§ REQUIREMENT: Give the data a second time, exactly and in full.

§ INPUT DATA:
------------
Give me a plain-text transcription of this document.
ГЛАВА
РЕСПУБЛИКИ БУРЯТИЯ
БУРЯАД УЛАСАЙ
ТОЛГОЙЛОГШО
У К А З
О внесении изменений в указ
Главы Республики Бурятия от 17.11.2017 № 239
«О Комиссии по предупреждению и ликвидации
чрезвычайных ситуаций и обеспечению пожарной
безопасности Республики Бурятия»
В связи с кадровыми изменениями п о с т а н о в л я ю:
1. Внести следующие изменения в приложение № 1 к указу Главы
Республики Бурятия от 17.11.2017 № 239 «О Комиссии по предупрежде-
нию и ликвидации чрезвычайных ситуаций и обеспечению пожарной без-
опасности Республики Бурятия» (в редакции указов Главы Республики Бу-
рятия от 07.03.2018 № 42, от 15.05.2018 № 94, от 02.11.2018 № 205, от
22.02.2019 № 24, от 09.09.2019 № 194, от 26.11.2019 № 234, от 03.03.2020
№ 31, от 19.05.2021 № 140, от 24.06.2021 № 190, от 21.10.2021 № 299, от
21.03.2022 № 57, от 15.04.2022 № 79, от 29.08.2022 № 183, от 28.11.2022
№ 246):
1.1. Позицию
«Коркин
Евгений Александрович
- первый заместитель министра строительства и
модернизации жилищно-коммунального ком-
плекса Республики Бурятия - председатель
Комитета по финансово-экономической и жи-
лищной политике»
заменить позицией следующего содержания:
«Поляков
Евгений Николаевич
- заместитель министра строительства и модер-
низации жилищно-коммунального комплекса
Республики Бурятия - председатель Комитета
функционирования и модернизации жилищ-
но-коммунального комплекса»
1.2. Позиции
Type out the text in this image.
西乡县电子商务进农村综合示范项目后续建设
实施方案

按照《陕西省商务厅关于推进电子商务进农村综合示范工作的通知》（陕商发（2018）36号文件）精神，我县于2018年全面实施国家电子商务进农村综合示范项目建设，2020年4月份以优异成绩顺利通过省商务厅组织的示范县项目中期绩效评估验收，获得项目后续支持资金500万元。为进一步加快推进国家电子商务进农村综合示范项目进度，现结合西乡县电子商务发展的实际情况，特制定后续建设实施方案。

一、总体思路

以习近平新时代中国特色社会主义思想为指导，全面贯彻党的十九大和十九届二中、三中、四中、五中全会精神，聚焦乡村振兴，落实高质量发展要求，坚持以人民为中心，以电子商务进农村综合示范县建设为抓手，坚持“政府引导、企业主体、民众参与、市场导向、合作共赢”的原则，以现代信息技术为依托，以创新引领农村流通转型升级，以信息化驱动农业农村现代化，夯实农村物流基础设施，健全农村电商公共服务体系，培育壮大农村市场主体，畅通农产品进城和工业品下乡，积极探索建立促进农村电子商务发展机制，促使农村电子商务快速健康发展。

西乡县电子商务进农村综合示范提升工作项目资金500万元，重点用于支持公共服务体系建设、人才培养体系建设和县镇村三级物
------------
§ RESPONSE TO THE TASK:
Give me a plain-text transcription of this document.
ГЛАВА
РЕСПУБЛИКИ БУРЯТИЯ
БУРЯАД УЛАСАЙ
ТОЛГОЙЛОГШО
У К А З
О внесении изменений в указ
Главы Республики Бурятия от 17.11.2017 № 239
«О Комиссии по предупреждению и ликвидации
чрезвычайных ситуаций и обеспечению пожарной
безопасности Республики Бурятия»
В связи с кадровыми изменениями п о с т а н о в л я ю:
1. Внести следующие изменения в приложение № 1 к указу Главы
Республики Бурятия от 17.11.2017 № 239 «О Комиссии по предупрежде-
нию и ликвидации чрезвычайных ситуаций и обеспечению пожарной без-
опасности Республики Бурятия» (в редакции указов Главы Республики Бу-
рятия от 07.03.2018 № 42, от 15.05.2018 № 94, от 02.11.2018 № 205, от
22.02.2019 № 24, от 09.09.2019 № 194, от 26.11.2019 № 234, от 03.03.2020
№ 31, от 19.05.2021 № 140, от 24.06.2021 № 190, от 21.10.2021 № 299, от
21.03.2022 № 57, от 15.04.2022 № 79, от 29.08.2022 № 183, от 28.11.2022
№ 246):
1.1. Позицию
«Коркин
Евгений Александрович
- первый заместитель министра строительства и
модернизации жилищно-коммунального ком-
плекса Республики Бурятия - председатель
Комитета по финансово-экономической и жи-
лищной политике»
заменить позицией следующего содержания:
«Поляков
Евгений Николаевич
- заместитель министра строительства и модер-
низации жилищно-коммунального комплекса
Республики Бурятия - председатель Комитета
функционирования и модернизации жилищ-
но-коммунального комплекса»
1.2. Позиции
Type out the text in this image.
西乡县电子商务进农村综合示范项目后续建设
实施方案

按照《陕西省商务厅关于推进电子商务进农村综合示范工作的通知》（陕商发（2018）36号文件）精神，我县于2018年全面实施国家电子商务进农村综合示范项目建设，2020年4月份以优异成绩顺利通过省商务厅组织的示范县项目中期绩效评估验收，获得项目后续支持资金500万元。为进一步加快推进国家电子商务进农村综合示范项目进度，现结合西乡县电子商务发展的实际情况，特制定后续建设实施方案。

一、总体思路

以习近平新时代中国特色社会主义思想为指导，全面贯彻党的十九大和十九届二中、三中、四中、五中全会精神，聚焦乡村振兴，落实高质量发展要求，坚持以人民为中心，以电子商务进农村综合示范县建设为抓手，坚持“政府引导、企业主体、民众参与、市场导向、合作共赢”的原则，以现代信息技术为依托，以创新引领农村流通转型升级，以信息化驱动农业农村现代化，夯实农村物流基础设施，健全农村电商公共服务体系，培育壮大农村市场主体，畅通农产品进城和工业品下乡，积极探索建立促进农村电子商务发展机制，促使农村电子商务快速健康发展。

西乡县电子商务进农村综合示范提升工作项目资金500万元，重点用于支持公共服务体系建设、人才培养体系建设和县镇村三级物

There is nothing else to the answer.